### WHAT NEEDS TO BE DONE
Extract the lines that carry the string "ultimate" from the listing.

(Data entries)
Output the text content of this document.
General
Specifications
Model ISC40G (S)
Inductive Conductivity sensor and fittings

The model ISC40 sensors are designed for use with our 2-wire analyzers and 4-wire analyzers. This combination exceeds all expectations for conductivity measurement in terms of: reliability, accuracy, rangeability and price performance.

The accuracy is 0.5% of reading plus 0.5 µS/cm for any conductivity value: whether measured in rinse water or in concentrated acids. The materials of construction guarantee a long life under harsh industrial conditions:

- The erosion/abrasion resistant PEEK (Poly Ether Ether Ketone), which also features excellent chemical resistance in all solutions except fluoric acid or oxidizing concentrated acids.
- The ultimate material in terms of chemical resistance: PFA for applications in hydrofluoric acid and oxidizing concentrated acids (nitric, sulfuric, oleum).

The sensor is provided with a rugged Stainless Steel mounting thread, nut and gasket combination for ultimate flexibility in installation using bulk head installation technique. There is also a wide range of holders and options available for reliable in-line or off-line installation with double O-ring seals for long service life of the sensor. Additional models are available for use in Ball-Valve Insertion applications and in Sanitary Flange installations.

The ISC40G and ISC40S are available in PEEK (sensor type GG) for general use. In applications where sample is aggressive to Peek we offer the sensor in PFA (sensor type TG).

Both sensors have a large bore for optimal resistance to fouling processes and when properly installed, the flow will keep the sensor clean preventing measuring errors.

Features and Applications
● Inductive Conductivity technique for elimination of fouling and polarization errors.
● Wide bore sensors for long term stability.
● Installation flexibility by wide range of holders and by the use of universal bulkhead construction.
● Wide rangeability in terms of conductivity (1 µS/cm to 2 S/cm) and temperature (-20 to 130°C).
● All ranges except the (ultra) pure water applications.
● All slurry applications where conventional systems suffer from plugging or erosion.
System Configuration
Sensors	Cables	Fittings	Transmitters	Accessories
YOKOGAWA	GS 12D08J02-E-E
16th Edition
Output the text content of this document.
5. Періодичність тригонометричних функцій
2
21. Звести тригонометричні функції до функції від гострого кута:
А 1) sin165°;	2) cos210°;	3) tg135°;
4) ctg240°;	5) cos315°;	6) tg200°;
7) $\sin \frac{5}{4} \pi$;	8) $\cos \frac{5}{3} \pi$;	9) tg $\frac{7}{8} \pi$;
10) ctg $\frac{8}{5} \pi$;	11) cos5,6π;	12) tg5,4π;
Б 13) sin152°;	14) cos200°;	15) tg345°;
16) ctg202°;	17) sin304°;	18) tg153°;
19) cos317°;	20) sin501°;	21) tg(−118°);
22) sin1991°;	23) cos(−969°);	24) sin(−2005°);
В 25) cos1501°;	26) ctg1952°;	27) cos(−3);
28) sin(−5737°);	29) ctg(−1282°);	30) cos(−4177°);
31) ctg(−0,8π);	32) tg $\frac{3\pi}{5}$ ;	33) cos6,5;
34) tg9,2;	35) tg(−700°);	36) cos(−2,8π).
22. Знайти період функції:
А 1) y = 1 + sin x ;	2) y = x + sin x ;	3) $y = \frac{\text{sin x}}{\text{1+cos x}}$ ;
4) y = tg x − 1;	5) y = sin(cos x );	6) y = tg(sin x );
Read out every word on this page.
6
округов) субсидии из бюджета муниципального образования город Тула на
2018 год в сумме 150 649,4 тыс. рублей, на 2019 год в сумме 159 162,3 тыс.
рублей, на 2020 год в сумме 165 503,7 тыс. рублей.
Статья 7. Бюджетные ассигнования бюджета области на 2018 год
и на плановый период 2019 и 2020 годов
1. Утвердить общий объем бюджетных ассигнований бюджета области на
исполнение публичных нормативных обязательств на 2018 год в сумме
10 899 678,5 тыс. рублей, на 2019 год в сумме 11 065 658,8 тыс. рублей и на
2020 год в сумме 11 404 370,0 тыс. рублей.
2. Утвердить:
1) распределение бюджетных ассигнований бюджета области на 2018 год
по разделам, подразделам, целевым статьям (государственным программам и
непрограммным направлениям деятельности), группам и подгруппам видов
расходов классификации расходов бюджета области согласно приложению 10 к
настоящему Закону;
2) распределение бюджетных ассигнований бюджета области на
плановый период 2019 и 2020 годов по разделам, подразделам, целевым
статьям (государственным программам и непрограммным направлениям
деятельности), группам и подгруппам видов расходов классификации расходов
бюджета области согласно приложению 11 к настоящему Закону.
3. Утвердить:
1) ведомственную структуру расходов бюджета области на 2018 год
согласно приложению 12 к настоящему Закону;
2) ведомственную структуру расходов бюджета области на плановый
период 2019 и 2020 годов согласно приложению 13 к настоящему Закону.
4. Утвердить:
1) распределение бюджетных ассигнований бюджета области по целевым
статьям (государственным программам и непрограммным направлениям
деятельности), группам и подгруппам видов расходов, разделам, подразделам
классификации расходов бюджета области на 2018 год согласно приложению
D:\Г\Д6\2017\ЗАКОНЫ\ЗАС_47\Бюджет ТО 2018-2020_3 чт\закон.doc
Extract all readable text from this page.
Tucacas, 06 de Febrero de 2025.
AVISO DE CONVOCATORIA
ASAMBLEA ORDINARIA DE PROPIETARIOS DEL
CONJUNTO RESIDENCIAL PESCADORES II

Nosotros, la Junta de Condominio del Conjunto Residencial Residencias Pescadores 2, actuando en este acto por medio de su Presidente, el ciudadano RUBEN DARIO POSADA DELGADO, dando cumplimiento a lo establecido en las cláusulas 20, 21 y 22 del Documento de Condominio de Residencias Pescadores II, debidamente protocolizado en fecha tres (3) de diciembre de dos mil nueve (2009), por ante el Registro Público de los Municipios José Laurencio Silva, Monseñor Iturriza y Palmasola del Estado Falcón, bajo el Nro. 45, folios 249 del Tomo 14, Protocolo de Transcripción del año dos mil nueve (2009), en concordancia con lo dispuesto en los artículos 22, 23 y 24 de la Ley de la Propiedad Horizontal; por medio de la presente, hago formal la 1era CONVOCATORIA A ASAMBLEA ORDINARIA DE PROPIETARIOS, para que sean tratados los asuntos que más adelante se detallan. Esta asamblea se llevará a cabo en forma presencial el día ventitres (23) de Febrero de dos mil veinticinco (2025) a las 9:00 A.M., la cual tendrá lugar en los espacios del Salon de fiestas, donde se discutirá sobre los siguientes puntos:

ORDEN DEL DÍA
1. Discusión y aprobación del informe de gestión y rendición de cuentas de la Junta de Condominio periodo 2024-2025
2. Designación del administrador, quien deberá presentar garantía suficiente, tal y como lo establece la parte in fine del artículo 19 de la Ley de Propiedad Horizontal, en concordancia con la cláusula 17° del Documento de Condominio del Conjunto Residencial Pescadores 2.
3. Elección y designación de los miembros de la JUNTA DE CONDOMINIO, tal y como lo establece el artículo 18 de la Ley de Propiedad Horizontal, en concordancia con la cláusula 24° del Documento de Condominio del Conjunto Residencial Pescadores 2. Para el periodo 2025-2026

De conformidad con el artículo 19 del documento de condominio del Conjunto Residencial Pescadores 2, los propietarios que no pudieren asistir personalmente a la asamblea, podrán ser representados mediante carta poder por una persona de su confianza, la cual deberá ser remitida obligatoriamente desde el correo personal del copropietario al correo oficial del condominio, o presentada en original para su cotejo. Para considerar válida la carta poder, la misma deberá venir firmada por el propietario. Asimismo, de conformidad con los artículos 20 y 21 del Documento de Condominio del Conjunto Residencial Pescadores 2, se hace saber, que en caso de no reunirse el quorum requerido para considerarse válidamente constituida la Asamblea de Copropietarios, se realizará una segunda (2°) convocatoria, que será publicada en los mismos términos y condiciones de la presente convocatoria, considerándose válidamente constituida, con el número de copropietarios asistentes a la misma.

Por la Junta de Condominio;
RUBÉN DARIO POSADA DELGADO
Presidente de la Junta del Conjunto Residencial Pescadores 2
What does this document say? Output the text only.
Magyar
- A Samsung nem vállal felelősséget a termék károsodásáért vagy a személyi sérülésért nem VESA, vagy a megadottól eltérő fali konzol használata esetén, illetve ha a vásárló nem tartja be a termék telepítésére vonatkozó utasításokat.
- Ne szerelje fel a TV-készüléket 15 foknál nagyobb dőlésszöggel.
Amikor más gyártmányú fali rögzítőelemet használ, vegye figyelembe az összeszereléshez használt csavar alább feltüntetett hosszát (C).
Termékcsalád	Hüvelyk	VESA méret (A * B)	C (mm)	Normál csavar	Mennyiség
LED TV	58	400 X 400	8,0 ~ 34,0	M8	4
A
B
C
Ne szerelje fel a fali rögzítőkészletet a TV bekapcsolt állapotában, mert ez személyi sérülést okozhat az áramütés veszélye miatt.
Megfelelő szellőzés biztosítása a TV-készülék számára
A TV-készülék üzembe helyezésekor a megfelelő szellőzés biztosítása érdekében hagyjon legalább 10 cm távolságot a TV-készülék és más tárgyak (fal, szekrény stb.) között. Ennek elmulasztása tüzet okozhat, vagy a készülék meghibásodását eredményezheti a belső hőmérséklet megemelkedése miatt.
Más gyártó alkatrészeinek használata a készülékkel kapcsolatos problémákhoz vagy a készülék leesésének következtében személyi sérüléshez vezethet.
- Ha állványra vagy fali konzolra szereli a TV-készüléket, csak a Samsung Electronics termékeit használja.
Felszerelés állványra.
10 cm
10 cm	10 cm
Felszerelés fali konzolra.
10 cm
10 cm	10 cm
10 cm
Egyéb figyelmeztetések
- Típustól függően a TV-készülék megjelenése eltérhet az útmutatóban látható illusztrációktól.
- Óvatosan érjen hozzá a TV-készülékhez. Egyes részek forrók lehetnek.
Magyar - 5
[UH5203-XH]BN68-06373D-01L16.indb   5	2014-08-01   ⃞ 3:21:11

### IN RESPONSE
- The ultimate material in terms of chemical resistance: PFA for applications in hydrofluoric acid and oxidizing concentrated acids (nitric, sulfuric, oleum).
The sensor is provided with a rugged Stainless Steel mounting thread, nut and gasket combination for ultimate flexibility in installation using bulk head installation technique. There is also a wide range of holders and options available for reliable in-line or off-line installation with double O-ring seals for long service life of the sensor. Additional models are available for use in Ball-Valve Insertion applications and in Sanitary Flange installations.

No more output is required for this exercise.